[Dataset records]
================================

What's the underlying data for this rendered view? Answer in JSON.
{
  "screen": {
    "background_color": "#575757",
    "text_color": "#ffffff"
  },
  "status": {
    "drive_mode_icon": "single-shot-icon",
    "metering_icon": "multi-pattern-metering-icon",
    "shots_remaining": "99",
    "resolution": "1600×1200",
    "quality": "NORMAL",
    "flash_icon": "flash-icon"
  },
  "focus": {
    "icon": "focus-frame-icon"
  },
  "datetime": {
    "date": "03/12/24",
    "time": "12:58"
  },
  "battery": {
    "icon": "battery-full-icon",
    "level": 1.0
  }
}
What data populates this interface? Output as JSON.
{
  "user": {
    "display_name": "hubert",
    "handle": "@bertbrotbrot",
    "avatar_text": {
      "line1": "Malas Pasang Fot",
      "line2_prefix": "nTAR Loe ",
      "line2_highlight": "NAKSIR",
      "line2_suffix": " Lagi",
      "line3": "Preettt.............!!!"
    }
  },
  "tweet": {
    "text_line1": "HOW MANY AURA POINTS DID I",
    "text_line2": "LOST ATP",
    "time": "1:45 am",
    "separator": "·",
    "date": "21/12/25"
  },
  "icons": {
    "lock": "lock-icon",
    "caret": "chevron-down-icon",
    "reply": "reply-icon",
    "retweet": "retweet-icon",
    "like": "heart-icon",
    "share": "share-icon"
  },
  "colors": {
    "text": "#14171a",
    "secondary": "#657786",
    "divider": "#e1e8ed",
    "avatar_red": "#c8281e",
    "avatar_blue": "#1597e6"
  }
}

================================

WHAT IS NEEDED: Of the lines in this listing, report how many contain the string "JSON", and give the number only.

OUTPUT FOR THIS TASK: 2